▶ Brief
Scan the listing below. Report each line that includes "wyniki".

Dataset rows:
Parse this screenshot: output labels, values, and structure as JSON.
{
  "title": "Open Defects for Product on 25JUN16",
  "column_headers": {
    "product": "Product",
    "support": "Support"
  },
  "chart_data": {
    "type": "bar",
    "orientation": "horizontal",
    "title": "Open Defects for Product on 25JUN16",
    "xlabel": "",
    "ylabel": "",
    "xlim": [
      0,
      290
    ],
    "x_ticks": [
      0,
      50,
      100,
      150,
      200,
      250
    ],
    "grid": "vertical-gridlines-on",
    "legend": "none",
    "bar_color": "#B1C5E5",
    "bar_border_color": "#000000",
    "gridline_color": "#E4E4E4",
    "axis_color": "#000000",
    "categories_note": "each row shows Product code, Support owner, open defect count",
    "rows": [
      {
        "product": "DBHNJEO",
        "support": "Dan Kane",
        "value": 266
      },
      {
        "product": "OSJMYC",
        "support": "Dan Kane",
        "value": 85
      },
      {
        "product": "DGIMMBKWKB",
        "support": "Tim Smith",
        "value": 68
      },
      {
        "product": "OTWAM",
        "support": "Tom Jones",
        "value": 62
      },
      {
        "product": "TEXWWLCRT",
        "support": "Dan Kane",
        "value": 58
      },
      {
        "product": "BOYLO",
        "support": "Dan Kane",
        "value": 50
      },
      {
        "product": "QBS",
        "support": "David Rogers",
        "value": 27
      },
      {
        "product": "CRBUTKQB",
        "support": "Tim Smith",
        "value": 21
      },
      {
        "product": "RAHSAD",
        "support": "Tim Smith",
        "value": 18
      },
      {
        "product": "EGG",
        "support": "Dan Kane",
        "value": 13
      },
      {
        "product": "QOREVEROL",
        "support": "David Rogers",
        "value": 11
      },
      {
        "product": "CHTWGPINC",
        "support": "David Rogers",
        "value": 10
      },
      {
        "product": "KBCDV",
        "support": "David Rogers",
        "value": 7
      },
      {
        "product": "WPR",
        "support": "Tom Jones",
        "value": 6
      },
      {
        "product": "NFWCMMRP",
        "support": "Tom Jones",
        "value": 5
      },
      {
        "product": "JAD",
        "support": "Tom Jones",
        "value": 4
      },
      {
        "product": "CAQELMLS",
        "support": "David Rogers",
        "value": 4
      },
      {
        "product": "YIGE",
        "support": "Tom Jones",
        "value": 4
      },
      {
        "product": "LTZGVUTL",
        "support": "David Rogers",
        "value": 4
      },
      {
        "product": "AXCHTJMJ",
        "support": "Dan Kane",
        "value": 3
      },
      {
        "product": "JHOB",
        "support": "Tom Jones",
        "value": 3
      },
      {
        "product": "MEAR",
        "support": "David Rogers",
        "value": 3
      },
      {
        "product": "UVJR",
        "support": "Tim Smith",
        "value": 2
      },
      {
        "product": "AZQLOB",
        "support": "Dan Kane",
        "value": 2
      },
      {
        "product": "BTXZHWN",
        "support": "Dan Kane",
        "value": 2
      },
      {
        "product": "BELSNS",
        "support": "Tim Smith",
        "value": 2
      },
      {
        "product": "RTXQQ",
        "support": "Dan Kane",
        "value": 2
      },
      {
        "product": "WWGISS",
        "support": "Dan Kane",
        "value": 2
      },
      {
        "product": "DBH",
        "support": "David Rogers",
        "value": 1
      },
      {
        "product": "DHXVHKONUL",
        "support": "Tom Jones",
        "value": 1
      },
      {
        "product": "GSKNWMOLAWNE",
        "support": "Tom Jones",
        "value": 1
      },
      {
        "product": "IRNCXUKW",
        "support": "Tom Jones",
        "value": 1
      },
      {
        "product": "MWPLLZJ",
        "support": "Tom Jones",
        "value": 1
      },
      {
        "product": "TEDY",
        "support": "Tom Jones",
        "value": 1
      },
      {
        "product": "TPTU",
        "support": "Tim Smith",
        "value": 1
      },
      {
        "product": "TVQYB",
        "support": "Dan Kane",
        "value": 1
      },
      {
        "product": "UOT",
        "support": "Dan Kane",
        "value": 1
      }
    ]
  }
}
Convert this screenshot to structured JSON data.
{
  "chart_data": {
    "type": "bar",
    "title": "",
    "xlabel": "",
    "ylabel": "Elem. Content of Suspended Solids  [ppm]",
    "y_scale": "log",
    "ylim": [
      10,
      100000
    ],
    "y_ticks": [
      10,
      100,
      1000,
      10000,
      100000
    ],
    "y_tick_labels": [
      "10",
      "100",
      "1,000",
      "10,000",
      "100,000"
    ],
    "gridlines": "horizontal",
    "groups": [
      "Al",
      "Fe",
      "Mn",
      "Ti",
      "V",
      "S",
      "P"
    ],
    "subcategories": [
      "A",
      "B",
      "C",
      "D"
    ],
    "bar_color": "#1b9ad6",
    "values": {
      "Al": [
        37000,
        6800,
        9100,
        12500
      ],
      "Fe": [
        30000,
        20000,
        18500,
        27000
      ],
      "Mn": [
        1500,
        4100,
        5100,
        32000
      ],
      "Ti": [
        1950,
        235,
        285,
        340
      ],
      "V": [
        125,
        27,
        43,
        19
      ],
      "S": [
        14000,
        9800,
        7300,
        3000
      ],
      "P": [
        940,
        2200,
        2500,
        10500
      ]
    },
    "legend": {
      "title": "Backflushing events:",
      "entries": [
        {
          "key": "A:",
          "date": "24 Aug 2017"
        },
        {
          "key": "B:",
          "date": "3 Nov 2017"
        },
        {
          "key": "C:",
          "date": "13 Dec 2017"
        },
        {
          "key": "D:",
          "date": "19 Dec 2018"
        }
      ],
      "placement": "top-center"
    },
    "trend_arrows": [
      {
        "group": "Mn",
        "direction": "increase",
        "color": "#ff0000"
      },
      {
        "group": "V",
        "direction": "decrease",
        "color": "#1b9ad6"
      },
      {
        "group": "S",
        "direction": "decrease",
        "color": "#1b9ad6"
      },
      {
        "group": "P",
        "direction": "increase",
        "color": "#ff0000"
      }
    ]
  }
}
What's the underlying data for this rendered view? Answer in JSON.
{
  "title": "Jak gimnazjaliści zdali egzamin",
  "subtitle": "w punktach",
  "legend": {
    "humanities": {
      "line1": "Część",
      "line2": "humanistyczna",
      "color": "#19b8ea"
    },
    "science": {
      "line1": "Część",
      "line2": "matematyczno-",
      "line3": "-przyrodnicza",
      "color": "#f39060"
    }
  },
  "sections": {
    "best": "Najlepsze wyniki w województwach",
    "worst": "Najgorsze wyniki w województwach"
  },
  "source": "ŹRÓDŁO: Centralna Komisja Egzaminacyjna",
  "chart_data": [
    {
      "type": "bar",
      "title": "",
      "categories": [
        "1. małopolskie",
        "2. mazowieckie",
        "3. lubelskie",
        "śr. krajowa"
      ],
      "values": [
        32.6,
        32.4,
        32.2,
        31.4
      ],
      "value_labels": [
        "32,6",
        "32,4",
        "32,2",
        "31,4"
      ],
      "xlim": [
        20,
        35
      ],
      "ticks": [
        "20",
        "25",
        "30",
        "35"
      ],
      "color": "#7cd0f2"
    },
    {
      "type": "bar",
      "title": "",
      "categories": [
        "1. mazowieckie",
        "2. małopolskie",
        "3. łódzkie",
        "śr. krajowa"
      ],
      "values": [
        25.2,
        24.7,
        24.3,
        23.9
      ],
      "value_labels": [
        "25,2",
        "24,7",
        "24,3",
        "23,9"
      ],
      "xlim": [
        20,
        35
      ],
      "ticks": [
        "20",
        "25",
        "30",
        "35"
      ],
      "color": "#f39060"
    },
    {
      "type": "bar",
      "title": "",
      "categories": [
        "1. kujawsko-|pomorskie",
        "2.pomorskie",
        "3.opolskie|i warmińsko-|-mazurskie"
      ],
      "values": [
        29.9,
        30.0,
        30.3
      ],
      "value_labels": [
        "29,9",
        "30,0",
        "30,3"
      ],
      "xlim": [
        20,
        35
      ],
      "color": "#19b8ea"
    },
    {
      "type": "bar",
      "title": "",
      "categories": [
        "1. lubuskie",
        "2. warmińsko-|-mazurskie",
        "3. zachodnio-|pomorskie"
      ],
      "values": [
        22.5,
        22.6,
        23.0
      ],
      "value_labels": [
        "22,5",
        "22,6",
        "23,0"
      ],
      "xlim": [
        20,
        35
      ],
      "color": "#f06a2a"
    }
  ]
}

▶ Result for this exercise
    "best": "Najlepsze wyniki w województwach",
    "worst": "Najgorsze wyniki w województwach"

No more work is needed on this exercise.